## Instruction
State how many lines in the rows below contain the string "logo". Give only the number.

(Layout records)
----

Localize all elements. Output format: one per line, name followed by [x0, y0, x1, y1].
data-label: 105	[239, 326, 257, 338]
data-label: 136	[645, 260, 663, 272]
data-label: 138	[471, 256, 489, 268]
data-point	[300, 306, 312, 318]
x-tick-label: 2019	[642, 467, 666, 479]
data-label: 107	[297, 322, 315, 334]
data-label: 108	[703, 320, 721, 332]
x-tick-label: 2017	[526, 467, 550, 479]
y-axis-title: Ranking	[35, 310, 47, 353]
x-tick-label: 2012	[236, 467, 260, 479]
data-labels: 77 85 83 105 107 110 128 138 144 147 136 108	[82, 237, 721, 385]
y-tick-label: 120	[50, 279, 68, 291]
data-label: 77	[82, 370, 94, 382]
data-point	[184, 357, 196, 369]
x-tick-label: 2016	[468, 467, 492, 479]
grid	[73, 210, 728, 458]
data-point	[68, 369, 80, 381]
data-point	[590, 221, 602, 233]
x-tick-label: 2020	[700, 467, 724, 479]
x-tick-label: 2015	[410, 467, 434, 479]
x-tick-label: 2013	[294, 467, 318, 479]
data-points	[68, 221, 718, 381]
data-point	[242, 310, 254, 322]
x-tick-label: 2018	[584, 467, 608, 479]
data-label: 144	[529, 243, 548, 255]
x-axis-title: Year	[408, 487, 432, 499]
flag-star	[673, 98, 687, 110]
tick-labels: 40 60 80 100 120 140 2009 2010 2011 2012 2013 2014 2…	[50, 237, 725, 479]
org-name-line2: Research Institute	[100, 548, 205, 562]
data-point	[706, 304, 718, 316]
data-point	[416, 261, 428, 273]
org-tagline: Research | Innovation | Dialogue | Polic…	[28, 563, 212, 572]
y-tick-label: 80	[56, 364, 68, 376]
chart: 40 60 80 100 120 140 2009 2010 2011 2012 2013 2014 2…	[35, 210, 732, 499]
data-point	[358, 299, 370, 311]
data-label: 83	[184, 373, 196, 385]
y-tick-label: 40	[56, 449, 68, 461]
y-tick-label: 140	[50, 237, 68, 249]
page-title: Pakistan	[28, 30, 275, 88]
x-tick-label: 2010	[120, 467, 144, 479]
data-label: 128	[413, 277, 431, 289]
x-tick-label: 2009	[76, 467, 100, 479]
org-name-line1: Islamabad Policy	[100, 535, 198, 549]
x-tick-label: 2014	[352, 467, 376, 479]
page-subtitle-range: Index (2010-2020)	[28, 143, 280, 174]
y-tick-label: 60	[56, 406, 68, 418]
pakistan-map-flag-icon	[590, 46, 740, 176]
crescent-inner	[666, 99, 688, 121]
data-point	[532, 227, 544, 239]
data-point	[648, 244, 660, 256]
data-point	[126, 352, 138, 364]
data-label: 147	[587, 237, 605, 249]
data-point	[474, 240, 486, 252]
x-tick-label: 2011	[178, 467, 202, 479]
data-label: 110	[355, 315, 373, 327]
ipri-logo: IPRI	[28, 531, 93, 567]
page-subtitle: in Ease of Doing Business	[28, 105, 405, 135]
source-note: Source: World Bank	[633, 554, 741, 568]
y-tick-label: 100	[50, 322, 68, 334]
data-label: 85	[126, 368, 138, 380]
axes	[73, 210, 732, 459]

----

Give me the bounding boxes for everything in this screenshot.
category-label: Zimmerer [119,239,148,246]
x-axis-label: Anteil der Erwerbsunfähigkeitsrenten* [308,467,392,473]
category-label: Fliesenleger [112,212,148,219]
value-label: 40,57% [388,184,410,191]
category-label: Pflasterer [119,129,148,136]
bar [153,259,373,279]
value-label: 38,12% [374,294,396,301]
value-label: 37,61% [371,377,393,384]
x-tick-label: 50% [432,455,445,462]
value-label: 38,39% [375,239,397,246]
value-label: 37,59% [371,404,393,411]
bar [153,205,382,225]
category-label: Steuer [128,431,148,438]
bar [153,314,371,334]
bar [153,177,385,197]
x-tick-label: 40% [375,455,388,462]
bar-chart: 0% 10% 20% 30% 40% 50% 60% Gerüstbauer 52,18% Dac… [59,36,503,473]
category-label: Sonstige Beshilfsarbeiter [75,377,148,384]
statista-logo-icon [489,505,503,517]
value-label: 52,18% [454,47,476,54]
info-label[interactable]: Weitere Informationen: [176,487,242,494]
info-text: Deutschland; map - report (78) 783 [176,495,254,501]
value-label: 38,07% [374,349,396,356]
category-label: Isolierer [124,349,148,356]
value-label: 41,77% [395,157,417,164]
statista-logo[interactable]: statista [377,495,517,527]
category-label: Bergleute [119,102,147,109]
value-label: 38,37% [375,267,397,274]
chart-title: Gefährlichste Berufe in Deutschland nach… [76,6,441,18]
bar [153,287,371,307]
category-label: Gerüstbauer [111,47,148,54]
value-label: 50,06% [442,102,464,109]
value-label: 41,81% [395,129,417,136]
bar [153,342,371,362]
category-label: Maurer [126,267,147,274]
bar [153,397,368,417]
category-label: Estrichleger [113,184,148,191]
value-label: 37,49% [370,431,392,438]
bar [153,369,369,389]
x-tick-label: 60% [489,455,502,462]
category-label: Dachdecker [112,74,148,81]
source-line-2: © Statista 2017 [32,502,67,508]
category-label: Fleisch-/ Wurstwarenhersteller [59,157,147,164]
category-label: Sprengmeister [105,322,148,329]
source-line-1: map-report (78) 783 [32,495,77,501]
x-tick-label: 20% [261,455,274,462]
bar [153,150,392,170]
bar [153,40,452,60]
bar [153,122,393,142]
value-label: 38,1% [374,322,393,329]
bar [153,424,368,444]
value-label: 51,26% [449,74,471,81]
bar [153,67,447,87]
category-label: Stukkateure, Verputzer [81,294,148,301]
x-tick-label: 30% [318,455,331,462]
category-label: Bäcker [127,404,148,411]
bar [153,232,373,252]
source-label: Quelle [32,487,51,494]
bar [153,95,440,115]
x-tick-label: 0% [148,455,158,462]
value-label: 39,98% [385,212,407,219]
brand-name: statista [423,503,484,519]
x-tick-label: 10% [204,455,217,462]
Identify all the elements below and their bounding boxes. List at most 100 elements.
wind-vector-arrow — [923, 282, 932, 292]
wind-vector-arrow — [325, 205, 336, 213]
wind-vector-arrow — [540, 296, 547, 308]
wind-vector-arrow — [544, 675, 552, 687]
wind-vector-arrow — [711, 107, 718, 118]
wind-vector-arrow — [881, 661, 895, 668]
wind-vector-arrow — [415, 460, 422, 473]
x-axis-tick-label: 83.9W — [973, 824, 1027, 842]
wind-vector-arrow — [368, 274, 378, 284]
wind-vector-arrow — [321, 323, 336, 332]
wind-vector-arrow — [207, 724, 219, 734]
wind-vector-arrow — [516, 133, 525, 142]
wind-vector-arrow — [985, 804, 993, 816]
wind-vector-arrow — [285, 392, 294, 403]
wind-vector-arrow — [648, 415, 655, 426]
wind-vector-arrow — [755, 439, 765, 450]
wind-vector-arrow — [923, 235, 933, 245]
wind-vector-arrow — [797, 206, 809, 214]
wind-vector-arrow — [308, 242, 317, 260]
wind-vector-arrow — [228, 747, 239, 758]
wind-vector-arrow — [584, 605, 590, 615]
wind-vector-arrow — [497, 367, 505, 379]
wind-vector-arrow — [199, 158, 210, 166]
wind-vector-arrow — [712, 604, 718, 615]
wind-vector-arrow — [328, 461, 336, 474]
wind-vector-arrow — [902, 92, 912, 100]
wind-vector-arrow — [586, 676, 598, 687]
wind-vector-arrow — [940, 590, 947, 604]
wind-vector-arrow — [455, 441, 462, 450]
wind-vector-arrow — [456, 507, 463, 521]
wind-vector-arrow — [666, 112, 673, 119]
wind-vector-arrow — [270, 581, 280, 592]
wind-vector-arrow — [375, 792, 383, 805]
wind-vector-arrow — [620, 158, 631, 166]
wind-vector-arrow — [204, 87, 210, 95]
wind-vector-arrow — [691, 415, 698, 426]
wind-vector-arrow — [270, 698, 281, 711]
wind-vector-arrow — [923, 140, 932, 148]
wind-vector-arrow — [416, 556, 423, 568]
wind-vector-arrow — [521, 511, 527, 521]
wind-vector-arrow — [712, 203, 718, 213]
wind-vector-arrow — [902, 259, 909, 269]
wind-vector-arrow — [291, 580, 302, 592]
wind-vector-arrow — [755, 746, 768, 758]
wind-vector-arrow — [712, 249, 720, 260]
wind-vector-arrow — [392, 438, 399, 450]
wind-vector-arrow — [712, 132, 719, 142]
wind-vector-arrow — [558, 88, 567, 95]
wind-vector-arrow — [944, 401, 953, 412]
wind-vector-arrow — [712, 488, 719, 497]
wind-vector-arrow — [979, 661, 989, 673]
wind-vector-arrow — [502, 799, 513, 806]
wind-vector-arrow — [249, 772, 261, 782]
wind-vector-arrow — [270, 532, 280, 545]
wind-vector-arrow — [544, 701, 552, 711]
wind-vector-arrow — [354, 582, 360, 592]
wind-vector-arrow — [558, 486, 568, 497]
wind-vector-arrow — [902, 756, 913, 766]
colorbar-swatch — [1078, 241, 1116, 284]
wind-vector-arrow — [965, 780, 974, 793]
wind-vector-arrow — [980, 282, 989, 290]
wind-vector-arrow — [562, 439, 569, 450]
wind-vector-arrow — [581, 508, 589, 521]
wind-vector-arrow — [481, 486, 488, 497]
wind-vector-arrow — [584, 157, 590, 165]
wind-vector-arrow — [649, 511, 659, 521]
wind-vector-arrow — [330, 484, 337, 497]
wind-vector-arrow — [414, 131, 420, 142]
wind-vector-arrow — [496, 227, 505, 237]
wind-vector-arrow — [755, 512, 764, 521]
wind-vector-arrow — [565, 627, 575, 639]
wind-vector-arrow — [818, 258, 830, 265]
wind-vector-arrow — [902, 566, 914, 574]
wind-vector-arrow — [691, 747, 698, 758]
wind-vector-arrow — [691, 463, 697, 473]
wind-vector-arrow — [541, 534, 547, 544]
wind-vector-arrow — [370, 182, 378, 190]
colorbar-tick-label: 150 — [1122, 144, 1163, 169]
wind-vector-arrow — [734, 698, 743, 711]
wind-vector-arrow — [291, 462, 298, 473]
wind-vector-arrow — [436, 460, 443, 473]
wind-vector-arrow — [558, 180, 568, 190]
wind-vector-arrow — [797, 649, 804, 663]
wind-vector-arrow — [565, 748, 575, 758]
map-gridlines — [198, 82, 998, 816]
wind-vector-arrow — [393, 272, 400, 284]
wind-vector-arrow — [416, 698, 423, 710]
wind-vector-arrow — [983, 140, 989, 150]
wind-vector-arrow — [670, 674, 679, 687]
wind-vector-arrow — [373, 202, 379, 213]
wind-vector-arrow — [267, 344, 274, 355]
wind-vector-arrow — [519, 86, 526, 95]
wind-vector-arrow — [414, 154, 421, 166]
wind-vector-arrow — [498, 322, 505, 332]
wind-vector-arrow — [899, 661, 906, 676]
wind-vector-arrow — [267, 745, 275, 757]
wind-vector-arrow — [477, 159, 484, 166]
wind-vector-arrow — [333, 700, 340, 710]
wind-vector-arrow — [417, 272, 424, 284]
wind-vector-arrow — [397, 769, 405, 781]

----

## Expected answer
3